- OBJECTIVE
Go through the listing and return every line with "EASTERN" in it.

Items listed in a dataset:
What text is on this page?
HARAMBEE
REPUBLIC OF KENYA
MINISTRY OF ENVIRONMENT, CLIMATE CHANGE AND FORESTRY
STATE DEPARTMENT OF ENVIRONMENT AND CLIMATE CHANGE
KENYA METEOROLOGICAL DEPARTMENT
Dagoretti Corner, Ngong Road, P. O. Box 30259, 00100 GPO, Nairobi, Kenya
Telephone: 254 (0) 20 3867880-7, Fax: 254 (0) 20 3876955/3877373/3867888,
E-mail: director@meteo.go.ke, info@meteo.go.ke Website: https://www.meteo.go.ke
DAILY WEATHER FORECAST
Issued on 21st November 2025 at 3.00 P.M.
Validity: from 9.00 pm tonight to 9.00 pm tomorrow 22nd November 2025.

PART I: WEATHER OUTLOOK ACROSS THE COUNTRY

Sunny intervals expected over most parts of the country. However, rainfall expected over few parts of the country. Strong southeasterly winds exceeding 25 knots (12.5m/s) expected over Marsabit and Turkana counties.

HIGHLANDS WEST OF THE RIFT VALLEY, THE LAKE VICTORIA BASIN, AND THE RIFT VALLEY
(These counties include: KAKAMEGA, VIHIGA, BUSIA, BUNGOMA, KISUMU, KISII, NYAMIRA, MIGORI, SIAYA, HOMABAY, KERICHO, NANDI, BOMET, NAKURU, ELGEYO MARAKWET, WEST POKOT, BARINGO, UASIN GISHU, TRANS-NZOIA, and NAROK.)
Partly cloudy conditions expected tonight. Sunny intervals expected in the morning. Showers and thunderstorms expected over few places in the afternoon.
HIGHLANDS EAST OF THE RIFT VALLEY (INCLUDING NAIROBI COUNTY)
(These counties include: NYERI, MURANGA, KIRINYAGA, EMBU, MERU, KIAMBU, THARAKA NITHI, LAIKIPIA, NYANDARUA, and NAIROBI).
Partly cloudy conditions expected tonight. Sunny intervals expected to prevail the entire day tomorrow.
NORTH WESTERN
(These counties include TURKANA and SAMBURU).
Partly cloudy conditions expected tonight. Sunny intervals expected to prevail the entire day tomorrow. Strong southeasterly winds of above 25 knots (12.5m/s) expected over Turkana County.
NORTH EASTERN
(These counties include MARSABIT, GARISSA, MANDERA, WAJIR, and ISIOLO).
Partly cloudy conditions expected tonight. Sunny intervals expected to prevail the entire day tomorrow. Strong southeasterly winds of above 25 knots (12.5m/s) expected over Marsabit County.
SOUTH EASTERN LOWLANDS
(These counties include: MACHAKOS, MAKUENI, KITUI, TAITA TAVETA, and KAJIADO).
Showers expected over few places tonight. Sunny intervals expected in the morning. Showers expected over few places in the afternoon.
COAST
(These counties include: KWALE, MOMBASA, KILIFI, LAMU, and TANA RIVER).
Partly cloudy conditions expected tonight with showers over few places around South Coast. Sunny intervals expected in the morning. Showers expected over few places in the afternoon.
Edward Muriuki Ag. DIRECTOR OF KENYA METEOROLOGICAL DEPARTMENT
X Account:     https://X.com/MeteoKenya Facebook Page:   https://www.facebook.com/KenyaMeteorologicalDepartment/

- EXERCISE RESPONSE
NORTH EASTERN
SOUTH EASTERN LOWLANDS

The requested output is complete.